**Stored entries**
* Start *

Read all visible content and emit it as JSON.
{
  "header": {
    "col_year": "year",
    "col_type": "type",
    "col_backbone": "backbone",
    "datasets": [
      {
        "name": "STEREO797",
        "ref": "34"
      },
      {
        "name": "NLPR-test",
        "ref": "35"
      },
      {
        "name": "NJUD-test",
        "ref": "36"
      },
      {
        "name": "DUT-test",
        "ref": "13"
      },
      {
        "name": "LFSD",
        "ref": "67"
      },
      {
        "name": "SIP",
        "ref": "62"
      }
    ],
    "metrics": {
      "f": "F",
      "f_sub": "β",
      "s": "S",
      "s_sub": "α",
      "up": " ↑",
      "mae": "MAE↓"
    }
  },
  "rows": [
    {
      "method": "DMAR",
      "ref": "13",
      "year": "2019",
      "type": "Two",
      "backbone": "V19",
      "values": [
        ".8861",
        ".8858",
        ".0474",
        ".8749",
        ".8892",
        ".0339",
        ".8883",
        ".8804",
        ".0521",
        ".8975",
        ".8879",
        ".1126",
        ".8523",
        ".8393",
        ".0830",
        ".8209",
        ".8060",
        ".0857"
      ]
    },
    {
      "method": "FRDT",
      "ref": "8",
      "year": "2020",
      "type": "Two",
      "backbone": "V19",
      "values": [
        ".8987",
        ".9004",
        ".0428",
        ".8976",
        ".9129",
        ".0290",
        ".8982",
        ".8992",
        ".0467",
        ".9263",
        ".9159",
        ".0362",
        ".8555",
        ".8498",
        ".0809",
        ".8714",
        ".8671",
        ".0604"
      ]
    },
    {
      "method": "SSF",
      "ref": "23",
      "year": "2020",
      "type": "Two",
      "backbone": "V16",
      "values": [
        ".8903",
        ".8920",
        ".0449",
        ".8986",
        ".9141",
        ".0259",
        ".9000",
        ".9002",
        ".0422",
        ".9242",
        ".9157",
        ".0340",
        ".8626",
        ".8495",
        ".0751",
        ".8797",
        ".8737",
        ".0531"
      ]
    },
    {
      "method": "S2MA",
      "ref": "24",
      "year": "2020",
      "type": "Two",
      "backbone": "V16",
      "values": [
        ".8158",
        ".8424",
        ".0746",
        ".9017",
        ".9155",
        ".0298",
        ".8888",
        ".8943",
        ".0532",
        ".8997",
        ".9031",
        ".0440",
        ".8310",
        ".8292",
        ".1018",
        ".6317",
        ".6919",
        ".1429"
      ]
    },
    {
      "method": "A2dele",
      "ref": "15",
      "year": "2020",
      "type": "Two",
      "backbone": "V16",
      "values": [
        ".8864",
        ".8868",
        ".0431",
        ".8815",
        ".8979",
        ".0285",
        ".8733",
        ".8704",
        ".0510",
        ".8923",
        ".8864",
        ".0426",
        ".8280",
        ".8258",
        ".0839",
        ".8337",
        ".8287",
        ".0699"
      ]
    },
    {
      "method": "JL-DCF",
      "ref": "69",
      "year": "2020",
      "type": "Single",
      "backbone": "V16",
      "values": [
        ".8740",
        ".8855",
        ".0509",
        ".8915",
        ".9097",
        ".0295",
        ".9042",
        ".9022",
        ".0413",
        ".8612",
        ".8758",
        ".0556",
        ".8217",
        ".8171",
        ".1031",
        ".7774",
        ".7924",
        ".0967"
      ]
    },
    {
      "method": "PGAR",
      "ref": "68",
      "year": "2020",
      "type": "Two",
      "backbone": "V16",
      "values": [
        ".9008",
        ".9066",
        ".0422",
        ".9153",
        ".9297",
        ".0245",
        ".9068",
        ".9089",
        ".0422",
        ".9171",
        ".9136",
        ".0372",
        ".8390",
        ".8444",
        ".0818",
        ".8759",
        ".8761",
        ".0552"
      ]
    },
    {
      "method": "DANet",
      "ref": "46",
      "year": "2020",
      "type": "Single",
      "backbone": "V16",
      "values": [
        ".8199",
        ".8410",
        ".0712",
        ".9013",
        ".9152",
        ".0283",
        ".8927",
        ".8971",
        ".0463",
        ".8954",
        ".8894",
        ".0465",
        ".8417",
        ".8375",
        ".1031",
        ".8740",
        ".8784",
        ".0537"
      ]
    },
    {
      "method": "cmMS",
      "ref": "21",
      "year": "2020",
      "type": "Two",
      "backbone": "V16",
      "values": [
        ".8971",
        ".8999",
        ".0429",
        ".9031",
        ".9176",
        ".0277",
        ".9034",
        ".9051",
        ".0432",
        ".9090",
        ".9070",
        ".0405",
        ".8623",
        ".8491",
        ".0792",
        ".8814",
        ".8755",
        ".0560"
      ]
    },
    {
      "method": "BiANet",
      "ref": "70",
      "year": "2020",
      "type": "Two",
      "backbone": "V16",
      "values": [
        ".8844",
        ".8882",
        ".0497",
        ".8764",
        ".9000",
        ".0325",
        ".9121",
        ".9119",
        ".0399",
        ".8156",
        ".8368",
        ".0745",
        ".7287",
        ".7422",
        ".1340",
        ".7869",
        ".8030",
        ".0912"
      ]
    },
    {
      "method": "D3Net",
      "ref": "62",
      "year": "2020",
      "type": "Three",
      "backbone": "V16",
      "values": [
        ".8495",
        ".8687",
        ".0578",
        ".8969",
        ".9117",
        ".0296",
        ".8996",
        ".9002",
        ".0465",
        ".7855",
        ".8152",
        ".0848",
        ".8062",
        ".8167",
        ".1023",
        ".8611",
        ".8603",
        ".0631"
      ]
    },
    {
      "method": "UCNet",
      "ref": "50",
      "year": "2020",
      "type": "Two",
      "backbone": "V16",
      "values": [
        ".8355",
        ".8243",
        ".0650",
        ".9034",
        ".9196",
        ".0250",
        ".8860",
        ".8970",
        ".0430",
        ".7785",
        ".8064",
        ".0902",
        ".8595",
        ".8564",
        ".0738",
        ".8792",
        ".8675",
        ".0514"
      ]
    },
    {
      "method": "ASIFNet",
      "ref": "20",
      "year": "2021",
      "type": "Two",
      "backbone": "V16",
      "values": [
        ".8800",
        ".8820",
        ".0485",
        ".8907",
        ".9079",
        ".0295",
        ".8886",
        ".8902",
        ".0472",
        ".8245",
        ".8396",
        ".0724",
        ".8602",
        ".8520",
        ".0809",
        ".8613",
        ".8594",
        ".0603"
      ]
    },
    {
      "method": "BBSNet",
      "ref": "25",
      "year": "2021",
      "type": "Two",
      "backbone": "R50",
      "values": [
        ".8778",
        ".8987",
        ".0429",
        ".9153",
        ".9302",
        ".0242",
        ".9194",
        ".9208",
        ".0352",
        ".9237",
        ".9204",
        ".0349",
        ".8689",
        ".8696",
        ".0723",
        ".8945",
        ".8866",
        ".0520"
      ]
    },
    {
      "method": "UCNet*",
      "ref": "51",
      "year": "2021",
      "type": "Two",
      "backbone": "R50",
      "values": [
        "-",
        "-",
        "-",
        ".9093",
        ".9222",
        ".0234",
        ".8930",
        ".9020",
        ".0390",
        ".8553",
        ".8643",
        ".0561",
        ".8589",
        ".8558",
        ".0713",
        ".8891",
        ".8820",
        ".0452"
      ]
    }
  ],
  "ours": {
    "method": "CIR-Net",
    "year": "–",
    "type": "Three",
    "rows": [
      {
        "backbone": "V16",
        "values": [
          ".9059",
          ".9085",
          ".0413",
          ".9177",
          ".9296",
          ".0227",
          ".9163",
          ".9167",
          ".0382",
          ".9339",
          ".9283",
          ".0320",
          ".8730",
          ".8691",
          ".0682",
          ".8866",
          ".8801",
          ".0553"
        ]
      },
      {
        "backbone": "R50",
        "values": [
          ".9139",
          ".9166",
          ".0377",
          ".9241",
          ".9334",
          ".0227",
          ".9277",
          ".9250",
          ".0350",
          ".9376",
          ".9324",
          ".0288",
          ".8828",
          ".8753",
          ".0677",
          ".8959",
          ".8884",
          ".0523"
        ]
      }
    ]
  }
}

* End *

**WHAT IS REQUIRED**
From the listing above, collect each line in which the string "name" appears.

**FINAL RESULT**
        "name": "STEREO797",
        "name": "NLPR-test",
        "name": "NJUD-test",
        "name": "DUT-test",
        "name": "LFSD",
        "name": "SIP",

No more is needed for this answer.